— Entries provided —
— Start —
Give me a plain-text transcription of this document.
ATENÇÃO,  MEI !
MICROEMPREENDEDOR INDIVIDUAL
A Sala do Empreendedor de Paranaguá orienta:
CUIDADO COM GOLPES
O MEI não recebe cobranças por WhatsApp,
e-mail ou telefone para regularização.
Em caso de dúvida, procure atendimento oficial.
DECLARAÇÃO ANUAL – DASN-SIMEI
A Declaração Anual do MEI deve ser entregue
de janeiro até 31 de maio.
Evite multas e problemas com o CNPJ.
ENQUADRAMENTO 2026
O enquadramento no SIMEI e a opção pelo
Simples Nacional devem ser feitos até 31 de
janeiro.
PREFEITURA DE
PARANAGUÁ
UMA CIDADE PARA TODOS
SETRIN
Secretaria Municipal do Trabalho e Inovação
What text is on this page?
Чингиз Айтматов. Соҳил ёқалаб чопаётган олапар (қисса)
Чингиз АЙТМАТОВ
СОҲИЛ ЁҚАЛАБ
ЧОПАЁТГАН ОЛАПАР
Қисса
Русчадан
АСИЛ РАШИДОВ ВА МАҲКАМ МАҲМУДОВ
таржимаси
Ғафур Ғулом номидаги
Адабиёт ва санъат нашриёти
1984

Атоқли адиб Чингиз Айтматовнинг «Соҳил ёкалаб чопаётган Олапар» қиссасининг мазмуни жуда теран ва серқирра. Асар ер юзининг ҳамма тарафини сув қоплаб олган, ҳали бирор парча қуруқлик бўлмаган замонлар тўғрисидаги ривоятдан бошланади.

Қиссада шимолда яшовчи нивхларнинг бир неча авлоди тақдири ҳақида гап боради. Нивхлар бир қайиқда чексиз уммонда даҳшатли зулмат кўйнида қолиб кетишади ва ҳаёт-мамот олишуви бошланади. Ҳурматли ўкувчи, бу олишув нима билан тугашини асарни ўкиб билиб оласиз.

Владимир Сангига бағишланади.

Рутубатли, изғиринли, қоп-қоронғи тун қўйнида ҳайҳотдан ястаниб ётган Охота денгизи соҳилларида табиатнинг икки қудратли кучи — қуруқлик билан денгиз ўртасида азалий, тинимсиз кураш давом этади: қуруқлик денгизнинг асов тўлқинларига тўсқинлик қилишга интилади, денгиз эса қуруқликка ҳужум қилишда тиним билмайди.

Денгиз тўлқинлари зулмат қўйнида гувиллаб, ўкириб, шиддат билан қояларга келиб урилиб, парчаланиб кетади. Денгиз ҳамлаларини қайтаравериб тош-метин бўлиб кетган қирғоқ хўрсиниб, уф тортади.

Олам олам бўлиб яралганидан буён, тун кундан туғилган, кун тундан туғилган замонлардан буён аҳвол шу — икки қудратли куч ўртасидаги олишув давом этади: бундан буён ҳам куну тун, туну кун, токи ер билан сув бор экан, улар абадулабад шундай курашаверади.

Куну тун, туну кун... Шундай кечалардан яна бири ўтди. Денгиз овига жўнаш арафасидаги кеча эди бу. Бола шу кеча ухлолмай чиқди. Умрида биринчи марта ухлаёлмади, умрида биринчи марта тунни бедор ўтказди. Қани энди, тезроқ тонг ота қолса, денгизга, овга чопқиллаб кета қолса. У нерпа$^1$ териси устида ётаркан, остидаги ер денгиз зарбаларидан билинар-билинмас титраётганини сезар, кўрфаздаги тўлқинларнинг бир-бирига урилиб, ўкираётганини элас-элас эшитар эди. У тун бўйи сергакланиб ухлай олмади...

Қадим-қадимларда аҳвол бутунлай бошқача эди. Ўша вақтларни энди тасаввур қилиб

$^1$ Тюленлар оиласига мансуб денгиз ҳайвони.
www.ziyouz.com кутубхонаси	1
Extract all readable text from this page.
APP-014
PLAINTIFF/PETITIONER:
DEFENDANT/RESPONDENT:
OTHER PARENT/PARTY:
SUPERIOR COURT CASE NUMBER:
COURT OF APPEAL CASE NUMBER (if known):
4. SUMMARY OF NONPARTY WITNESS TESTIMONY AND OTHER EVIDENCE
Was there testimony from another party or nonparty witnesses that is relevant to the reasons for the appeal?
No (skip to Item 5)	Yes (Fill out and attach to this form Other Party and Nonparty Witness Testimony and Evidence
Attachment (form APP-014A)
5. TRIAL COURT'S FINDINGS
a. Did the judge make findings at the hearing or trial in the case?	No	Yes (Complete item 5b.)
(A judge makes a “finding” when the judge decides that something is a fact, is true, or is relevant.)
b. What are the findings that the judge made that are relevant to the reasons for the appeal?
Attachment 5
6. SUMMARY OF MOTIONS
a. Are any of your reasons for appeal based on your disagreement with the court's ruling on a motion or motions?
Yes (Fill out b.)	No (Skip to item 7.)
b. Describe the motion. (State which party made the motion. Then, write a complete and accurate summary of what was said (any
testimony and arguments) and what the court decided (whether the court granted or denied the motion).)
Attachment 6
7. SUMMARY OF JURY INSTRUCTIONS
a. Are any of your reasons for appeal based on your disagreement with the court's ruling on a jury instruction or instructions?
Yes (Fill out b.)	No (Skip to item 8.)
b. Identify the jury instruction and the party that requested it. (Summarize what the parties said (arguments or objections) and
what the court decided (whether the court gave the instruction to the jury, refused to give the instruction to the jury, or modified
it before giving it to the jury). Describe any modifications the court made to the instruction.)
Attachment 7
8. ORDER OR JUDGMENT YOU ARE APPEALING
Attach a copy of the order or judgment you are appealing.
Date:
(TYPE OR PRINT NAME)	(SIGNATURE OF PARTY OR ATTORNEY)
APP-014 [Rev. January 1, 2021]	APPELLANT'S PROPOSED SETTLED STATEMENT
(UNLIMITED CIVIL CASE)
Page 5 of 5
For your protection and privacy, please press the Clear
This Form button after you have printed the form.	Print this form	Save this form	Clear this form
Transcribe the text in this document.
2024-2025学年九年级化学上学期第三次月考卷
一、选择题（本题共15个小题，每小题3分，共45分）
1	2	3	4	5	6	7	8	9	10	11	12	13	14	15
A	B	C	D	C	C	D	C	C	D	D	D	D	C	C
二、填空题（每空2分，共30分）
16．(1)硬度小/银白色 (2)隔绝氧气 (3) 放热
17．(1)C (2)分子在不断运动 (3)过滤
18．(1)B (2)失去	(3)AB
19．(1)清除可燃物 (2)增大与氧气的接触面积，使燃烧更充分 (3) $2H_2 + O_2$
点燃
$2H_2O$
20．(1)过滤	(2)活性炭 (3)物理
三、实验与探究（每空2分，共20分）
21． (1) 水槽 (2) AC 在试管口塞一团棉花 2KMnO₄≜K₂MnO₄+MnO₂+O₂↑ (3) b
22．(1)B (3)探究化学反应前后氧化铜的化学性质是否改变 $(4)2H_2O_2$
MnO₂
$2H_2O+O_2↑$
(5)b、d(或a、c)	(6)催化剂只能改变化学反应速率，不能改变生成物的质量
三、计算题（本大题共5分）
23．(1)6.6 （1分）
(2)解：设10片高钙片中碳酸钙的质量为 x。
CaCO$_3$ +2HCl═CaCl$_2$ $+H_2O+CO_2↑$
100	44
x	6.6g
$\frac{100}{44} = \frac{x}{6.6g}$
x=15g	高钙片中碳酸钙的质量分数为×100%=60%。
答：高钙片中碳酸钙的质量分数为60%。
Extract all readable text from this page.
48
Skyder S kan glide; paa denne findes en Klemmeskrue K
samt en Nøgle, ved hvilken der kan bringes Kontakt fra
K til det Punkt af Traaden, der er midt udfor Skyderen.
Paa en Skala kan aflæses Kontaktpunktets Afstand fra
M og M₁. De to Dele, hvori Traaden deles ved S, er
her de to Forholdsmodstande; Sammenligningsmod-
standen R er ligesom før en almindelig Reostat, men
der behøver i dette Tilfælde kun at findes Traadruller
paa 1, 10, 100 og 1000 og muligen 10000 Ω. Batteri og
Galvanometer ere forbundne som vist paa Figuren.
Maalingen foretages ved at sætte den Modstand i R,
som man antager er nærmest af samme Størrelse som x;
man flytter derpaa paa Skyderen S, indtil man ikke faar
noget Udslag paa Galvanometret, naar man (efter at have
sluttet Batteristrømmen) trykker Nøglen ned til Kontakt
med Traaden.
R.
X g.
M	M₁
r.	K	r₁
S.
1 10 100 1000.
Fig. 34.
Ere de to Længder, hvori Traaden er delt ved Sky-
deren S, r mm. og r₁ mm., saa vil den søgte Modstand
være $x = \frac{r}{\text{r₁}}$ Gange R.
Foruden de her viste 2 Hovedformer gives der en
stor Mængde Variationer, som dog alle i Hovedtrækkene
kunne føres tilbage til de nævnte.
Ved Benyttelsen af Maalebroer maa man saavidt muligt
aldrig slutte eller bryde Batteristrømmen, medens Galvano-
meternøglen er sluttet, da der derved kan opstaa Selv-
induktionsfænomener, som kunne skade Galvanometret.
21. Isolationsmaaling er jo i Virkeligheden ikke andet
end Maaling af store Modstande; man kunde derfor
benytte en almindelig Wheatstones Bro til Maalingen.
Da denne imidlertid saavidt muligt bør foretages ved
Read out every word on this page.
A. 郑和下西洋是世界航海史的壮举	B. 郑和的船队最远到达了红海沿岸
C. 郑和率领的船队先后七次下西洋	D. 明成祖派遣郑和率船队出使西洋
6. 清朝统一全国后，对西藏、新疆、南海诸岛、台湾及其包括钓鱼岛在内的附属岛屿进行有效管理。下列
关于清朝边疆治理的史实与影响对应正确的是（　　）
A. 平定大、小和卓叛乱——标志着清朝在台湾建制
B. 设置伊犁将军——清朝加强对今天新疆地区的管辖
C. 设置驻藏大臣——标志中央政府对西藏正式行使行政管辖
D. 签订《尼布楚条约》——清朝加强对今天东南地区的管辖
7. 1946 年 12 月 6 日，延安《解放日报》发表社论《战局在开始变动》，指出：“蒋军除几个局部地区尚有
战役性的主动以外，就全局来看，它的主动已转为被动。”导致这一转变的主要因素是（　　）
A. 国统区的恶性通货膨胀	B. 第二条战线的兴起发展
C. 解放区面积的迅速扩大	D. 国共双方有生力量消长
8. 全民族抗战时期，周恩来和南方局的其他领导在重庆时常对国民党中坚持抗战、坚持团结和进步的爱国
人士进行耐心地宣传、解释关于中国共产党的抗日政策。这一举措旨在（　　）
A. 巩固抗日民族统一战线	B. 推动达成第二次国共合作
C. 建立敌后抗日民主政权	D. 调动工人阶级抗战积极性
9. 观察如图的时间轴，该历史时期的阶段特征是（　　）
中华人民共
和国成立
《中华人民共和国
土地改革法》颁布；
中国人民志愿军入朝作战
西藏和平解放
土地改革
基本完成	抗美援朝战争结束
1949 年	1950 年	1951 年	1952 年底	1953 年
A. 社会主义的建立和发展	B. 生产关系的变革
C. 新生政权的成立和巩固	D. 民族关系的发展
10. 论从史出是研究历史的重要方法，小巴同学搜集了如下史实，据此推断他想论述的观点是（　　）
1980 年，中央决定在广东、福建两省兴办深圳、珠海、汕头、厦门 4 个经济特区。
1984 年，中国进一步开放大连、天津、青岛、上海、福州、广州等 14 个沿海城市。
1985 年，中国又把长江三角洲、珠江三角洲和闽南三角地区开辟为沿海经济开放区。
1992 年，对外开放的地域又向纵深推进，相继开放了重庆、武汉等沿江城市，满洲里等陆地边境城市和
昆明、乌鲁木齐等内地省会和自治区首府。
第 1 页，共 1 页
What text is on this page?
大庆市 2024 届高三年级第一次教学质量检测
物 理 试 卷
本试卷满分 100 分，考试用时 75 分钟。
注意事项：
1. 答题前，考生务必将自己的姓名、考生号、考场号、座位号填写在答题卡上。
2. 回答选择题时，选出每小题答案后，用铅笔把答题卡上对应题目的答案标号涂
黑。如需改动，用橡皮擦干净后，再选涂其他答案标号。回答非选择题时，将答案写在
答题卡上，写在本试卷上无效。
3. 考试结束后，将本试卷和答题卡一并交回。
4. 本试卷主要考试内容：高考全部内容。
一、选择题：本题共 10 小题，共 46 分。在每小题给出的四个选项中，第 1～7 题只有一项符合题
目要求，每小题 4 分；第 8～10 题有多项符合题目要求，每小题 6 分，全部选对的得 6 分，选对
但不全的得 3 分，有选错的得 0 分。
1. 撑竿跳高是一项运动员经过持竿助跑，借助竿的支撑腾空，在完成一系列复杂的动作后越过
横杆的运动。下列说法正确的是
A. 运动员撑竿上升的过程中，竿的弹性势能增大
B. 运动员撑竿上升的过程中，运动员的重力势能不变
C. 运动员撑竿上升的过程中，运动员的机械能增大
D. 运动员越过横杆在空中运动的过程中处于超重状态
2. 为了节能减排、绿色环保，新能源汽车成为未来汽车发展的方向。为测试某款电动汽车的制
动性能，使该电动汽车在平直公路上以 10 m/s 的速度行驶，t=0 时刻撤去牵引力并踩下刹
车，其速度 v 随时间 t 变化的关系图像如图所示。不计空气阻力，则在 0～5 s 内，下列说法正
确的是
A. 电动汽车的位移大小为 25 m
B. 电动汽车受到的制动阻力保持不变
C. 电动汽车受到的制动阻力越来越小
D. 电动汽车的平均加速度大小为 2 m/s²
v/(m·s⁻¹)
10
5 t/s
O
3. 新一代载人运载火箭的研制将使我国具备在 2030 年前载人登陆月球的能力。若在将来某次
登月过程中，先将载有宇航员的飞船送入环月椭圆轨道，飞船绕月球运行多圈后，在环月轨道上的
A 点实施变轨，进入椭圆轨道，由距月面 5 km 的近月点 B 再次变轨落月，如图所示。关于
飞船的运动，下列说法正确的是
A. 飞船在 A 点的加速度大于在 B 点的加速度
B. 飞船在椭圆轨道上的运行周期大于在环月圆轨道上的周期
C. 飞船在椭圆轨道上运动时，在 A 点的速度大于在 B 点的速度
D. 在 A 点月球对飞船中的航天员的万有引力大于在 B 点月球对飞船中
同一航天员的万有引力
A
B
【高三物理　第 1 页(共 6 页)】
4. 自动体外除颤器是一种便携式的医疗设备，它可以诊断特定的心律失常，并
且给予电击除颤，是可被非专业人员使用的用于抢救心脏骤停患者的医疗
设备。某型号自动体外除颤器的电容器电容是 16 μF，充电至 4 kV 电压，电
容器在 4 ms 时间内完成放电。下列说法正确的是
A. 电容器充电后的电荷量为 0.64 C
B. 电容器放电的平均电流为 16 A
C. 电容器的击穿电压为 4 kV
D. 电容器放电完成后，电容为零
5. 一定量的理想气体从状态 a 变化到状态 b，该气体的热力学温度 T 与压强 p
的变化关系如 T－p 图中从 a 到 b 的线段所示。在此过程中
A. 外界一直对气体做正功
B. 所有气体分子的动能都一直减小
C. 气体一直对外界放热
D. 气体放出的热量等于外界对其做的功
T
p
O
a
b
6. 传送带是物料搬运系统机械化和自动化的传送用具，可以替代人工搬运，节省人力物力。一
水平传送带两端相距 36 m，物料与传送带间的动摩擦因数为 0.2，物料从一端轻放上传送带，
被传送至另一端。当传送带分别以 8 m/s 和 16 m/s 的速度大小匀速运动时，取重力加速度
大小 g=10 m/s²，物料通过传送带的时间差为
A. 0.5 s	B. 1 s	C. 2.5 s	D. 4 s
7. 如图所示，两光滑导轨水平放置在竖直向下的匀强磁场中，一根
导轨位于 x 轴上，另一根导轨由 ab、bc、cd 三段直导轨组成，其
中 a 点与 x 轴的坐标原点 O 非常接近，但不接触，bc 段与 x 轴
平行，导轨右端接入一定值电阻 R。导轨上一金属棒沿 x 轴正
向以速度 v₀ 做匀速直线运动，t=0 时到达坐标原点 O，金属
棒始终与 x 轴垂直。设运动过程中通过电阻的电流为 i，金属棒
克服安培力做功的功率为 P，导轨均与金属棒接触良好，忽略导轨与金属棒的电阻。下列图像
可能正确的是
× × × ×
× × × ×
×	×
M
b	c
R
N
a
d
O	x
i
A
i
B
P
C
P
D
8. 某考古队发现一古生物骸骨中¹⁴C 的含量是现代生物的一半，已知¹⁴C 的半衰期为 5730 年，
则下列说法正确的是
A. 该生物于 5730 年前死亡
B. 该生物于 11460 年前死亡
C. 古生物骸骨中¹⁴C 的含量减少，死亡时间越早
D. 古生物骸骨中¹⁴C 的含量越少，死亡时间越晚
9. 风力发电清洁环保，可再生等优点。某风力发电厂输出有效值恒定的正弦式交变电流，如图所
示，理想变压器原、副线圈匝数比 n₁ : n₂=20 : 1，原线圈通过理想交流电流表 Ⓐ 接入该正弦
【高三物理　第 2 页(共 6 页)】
— End —
— Your task —
Look through the entries above; copy each line where the string "saavidt" appears.

— Solution below —
Ved Benyttelsen af Maalebroer maa man saavidt muligt
Da denne imidlertid saavidt muligt bør foretages ved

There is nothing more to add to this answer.